1931

IRI e IMI, due enti per superare la crisi economica

Istituto Mobiliare Italiano

1933 - Istituto per la Ricostruzione Industriale

Abruzzo, ponte ad arcate sul fiume Foro all’altezza di Francavilla al Mare (Archivio storico Anas)
Abruzzo, ponte ad arcate sul fiume Foro all’altezza di Francavilla al Mare (Archivio storico Anas)

Tra la fine degli anni ‘20 e l’inizio degli anni ‘30 del ‘900, nei paesi economicamente più progrediti del mondo ci fu una violenta crisi economica e finanziaria che ebbe, ovviamente, forti ripercussioni anche in Italia, in particolare nei settori industriali. Ciò determinò una crescente tendenza all’isolamento economico del Paese e al blocco degli investimenti delle banche nel campo dell’economia privata. 

La crisi mise inoltre in evidenza la scarsa produttività di alcuni raggruppamenti industriali, che non costituivano complessi economici attivi, ma semplici accostamenti di aziende realizzati per motivi finanziari.

_Materiale_:

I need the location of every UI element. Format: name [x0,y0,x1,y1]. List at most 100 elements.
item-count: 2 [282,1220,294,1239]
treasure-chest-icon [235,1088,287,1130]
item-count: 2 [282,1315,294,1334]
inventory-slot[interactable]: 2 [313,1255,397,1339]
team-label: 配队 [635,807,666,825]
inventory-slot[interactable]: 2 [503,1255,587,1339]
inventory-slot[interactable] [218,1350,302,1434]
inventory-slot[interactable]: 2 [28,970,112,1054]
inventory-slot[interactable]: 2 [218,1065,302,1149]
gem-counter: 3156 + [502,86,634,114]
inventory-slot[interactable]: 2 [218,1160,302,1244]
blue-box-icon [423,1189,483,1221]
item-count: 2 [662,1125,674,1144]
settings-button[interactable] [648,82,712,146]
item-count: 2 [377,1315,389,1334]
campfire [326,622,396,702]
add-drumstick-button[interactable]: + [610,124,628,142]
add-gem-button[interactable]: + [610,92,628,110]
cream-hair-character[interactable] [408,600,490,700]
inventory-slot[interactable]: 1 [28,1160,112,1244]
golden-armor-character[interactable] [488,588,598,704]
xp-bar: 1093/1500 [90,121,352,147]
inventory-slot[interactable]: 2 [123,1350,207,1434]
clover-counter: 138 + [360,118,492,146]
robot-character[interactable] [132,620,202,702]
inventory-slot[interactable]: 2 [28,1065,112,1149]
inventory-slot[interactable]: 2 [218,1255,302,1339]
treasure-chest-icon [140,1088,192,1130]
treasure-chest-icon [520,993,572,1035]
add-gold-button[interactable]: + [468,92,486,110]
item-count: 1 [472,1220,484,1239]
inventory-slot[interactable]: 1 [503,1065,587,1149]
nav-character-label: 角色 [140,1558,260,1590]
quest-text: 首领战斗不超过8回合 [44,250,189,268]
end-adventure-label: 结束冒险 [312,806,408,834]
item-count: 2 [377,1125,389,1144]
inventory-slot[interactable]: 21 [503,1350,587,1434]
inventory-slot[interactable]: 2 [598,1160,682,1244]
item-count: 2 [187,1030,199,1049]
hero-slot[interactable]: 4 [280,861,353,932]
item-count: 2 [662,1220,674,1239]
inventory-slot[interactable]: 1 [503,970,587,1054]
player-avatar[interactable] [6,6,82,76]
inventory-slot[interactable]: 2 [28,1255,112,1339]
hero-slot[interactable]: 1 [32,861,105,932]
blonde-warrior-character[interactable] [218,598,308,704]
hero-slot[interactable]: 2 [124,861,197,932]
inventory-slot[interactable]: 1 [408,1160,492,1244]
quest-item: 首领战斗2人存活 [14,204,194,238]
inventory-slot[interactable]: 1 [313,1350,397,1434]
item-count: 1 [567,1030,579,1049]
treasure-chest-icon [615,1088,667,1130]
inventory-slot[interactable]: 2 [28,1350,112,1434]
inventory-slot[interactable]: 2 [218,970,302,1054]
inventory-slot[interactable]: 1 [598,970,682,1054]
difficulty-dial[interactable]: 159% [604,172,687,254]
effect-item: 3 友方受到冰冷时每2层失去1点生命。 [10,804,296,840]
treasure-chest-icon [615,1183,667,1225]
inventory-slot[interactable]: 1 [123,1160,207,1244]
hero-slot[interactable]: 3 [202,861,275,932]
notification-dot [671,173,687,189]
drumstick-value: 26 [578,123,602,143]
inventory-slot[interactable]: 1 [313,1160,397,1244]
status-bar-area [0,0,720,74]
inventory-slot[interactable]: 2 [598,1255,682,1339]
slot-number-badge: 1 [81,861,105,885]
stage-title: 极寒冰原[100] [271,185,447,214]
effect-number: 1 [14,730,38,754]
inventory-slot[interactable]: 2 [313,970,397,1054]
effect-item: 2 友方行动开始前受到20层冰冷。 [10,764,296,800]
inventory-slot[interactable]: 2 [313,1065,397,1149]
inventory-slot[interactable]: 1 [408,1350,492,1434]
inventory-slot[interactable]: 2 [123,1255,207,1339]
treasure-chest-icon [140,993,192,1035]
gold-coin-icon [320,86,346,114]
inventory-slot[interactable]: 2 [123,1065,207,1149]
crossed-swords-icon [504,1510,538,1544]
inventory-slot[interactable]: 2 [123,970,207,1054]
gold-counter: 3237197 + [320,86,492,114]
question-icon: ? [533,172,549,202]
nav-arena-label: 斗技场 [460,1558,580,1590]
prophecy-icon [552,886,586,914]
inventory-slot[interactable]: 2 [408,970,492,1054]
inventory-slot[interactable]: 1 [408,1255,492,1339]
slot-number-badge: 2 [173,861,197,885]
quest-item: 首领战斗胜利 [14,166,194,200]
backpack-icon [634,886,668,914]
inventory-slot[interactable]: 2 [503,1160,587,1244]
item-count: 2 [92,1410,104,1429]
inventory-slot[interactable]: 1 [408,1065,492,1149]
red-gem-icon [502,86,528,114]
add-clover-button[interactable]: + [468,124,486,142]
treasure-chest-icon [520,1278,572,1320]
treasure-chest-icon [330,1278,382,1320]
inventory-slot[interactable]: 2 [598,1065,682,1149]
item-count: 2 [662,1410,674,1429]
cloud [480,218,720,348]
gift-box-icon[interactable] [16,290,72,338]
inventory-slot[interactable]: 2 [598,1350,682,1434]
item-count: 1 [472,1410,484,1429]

_Consegna_: Sostituisci "raggruppamenti industriali" con "gruppi industriali" nel tratto del testo sulla crisi economica che si apre con le parole "La crisi mise" e si chiude con "per motivi finanziari.", e riporta il tratto per intero.

_Risultato_:
La crisi mise inoltre in evidenza la scarsa produttività di alcuni gruppi industriali, che non costituivano complessi economici attivi, ma semplici accostamenti di aziende realizzati per motivi finanziari.